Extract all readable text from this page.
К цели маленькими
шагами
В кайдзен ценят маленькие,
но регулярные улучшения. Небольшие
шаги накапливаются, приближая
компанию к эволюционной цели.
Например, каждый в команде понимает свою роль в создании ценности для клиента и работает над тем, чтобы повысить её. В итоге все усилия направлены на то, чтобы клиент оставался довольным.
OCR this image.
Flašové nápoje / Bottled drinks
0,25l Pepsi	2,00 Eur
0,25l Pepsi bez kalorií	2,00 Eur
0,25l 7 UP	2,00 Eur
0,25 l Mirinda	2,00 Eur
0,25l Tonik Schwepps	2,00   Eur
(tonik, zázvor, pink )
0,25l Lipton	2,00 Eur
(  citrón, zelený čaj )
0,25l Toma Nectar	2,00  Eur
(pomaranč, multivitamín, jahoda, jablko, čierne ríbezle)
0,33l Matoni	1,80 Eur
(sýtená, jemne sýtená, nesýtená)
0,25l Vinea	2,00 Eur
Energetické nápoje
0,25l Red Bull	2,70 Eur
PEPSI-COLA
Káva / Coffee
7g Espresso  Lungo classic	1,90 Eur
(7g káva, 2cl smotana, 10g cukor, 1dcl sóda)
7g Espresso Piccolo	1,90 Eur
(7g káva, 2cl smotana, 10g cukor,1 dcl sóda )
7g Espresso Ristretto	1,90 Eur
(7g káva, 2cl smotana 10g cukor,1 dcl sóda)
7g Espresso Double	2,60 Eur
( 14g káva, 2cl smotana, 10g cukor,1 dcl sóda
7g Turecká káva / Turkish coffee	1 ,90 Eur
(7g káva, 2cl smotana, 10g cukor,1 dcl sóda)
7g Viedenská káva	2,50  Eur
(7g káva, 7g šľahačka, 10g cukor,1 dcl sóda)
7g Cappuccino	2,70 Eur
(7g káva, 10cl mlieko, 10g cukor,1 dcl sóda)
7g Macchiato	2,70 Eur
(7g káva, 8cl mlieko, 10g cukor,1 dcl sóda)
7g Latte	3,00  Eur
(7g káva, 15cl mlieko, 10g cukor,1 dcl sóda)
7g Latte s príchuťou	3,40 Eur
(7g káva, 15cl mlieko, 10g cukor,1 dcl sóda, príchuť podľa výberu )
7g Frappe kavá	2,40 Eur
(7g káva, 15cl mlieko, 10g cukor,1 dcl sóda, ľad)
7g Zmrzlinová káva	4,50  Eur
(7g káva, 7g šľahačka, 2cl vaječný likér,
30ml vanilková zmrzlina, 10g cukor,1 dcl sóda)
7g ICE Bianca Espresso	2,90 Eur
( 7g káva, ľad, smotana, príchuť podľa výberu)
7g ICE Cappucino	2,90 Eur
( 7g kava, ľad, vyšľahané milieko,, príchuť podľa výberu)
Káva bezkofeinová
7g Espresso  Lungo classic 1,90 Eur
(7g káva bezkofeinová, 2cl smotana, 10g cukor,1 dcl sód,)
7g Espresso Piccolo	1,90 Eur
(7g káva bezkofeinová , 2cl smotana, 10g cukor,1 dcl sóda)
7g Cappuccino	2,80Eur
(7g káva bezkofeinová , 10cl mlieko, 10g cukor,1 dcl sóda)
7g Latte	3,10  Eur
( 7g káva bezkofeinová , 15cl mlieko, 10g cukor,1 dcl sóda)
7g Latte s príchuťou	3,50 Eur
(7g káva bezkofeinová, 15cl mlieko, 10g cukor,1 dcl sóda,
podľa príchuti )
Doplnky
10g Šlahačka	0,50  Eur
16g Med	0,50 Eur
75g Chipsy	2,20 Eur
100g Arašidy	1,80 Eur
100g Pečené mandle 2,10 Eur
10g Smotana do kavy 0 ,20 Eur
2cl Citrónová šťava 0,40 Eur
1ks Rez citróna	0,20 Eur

◆ ◆ ◆ ◆

__What you need to do__:
Gather all lines with the string "príchuťou" from the data.

__Finished exercise__:
7g Latte s príchuťou	3,40 Eur
7g Latte s príchuťou	3,50 Eur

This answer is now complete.